▶ [WHAT IS BEING ASKED]
Copy each line below in which the string "жилищного" occurs.

-- ENTRIES PROVIDED start --

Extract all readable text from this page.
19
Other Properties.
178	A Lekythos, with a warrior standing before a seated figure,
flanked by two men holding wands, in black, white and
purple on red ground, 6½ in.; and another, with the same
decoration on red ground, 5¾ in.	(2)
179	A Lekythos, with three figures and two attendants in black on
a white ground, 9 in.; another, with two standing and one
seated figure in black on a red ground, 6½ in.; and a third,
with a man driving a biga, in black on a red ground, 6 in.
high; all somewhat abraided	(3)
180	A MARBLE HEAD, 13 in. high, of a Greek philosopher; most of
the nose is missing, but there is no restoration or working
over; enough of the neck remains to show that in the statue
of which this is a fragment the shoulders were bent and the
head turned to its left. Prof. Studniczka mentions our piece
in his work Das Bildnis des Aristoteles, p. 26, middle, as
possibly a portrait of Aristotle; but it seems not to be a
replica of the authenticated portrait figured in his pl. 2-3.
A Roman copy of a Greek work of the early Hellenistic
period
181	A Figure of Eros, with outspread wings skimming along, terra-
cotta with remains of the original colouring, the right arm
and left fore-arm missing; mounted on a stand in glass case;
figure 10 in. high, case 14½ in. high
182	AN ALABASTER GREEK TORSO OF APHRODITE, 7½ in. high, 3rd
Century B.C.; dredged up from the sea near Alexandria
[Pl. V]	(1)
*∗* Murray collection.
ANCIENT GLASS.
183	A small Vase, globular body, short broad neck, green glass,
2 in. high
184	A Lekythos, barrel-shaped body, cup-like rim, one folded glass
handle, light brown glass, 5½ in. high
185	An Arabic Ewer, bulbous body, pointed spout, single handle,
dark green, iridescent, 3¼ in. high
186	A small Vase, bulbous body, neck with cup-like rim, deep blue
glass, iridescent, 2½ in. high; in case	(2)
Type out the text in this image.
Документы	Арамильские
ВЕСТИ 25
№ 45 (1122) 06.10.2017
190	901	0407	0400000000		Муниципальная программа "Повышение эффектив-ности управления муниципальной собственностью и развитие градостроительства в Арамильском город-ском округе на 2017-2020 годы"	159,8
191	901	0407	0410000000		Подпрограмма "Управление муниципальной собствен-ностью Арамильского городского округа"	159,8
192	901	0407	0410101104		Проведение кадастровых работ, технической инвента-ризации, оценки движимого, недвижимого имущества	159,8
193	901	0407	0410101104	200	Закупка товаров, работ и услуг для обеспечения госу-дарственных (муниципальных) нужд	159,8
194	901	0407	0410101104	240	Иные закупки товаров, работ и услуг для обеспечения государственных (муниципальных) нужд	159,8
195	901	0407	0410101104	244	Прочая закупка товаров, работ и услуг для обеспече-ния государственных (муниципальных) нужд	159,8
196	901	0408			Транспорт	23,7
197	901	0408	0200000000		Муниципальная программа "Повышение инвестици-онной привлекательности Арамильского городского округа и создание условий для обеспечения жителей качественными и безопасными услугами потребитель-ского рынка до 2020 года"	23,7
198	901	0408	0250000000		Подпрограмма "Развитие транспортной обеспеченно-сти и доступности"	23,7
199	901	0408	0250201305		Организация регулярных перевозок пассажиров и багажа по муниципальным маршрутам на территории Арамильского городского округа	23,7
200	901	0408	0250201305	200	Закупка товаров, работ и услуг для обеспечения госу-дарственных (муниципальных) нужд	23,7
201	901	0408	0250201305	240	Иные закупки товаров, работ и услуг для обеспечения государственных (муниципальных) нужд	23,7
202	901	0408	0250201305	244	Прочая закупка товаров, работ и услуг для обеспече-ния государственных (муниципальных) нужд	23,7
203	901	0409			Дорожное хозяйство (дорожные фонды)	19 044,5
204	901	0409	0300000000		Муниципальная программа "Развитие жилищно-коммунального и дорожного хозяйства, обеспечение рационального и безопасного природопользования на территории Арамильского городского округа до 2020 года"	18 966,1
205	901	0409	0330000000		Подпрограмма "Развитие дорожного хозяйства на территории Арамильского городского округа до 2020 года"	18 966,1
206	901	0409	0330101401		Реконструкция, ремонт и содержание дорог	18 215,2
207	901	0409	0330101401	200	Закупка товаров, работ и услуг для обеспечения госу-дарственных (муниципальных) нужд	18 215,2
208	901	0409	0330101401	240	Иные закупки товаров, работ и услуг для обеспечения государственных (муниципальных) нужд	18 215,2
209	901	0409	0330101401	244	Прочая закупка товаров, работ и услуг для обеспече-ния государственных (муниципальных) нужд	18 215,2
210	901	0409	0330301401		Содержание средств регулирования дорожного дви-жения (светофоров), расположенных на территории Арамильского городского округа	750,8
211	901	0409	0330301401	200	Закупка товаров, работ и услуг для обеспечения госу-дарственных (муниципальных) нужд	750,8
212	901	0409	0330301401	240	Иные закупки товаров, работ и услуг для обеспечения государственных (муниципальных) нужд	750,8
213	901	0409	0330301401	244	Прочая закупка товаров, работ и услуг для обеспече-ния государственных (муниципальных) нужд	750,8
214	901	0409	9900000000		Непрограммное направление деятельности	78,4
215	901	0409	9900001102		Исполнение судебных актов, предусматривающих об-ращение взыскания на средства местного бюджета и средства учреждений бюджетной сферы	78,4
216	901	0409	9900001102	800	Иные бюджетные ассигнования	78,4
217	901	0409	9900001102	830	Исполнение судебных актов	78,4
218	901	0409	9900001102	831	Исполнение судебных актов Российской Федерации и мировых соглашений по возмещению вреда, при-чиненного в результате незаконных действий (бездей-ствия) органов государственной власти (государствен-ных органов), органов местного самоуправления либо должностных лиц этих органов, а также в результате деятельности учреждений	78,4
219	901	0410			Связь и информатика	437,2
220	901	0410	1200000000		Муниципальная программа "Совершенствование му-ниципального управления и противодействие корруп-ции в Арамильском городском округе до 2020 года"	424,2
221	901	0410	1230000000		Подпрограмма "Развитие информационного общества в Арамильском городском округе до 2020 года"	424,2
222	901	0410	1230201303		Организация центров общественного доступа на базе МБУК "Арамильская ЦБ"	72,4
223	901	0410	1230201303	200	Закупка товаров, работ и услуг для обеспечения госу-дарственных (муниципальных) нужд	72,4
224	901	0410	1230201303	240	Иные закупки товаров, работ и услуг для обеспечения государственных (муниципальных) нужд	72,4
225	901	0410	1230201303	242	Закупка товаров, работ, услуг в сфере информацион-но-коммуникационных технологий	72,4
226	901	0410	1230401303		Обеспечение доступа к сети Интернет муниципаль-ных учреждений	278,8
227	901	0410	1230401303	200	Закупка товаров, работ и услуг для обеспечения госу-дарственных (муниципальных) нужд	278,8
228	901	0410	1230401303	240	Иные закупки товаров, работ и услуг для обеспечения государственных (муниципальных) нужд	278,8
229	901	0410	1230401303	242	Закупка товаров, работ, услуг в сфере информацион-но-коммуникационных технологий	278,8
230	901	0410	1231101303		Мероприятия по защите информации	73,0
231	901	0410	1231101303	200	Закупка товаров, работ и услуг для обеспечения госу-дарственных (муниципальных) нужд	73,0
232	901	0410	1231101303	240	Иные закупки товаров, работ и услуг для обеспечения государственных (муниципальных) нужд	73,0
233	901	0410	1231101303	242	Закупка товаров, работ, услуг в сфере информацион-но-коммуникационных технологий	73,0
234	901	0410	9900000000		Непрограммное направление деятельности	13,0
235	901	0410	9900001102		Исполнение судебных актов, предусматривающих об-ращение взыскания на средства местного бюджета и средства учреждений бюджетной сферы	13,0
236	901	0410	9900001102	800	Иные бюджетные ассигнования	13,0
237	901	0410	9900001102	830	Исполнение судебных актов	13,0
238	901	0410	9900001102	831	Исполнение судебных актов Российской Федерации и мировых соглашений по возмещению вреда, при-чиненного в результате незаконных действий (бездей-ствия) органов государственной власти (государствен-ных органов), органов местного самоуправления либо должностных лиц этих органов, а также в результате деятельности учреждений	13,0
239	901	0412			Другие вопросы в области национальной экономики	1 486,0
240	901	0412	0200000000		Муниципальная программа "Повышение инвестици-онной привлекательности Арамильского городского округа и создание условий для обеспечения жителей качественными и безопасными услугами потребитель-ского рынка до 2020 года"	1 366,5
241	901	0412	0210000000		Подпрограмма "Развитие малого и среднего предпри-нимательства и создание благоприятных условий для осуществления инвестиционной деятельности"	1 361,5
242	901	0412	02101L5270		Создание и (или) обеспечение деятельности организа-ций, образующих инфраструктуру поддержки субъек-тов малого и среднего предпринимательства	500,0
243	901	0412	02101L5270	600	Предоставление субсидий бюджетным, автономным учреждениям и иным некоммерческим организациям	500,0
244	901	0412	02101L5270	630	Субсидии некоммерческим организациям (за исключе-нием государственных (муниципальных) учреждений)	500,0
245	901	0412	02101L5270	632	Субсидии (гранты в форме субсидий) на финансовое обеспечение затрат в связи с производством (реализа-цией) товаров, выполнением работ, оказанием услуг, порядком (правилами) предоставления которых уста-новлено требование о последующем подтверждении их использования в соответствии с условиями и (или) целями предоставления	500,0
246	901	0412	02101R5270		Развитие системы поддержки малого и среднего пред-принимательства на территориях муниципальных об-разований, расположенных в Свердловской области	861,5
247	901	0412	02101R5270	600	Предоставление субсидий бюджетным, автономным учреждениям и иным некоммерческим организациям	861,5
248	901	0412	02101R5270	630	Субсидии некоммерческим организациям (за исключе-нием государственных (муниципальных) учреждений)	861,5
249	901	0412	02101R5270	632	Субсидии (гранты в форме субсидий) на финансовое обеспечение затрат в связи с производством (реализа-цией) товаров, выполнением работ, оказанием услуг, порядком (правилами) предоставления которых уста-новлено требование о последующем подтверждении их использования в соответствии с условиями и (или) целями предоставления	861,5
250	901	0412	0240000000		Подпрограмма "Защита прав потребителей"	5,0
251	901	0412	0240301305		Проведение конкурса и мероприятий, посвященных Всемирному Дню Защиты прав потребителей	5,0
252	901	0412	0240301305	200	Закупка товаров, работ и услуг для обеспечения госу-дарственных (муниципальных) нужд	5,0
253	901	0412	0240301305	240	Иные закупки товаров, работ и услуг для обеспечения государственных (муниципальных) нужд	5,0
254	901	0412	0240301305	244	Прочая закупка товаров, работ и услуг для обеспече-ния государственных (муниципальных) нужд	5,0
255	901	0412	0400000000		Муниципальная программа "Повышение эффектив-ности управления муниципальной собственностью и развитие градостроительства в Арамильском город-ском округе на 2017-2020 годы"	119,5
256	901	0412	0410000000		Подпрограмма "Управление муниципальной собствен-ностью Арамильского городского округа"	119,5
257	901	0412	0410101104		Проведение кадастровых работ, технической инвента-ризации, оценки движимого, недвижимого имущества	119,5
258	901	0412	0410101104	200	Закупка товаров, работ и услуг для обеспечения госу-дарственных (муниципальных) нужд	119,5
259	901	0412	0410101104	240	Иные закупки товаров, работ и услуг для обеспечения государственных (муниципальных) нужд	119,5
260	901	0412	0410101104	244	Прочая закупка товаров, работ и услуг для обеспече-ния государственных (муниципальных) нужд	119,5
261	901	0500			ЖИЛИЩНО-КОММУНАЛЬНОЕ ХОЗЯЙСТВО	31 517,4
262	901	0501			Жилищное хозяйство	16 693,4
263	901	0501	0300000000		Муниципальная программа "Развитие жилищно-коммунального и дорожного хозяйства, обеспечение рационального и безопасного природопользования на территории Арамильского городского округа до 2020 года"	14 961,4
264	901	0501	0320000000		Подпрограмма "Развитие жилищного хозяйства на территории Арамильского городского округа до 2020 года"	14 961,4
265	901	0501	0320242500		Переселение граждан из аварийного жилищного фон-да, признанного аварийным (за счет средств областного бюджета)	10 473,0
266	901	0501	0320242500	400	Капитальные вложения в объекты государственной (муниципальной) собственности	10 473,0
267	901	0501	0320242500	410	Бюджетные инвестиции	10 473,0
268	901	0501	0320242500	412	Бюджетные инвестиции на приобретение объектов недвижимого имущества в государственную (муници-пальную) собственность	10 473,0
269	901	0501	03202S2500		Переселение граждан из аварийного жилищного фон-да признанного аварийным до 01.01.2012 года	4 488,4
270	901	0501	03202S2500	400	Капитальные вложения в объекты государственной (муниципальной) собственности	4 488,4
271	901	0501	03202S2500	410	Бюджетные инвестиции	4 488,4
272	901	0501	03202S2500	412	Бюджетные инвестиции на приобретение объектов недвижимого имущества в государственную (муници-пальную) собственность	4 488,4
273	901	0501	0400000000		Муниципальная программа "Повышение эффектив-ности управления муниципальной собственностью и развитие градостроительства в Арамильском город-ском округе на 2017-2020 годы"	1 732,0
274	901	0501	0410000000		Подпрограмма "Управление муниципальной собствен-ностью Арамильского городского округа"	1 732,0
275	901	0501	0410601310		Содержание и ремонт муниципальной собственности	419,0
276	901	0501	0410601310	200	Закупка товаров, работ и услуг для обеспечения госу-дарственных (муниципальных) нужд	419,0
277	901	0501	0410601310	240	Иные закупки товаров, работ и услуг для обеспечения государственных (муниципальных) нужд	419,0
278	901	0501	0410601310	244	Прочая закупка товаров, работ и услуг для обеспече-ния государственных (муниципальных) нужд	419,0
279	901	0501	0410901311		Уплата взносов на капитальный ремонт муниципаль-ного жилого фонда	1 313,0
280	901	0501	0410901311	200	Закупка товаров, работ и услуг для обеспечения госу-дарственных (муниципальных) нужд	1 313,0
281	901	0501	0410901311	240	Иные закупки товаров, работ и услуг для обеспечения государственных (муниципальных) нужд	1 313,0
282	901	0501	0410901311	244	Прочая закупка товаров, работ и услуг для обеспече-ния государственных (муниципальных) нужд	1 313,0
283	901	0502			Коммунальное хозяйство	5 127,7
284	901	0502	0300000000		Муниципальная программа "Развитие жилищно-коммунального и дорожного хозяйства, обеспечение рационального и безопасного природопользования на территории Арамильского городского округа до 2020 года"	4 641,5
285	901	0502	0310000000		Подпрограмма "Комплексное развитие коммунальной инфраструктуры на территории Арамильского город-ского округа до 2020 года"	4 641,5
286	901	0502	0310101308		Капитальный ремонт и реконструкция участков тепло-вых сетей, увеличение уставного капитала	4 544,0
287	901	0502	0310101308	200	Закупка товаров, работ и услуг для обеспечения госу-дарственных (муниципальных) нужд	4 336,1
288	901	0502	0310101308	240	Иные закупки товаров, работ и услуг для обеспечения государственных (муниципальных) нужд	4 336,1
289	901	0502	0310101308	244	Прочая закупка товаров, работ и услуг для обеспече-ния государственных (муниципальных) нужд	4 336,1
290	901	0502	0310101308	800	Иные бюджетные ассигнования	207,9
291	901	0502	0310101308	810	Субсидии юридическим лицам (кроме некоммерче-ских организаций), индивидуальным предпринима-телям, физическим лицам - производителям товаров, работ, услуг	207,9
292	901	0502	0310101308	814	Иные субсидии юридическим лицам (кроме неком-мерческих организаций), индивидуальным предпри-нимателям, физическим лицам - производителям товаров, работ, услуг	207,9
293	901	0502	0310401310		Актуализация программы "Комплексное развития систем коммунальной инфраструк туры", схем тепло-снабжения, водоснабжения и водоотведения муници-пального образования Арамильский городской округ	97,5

-- ENTRIES PROVIDED end --

▶ [THE COMPLETED TASK]
264	901	0501	0320000000		Подпрограмма "Развитие жилищного хозяйства на территории Арамильского городского округа до 2020 года"	14 961,4
265	901	0501	0320242500		Переселение граждан из аварийного жилищного фон-да, признанного аварийным (за счет средств областного бюджета)	10 473,0
269	901	0501	03202S2500		Переселение граждан из аварийного жилищного фон-да признанного аварийным до 01.01.2012 года	4 488,4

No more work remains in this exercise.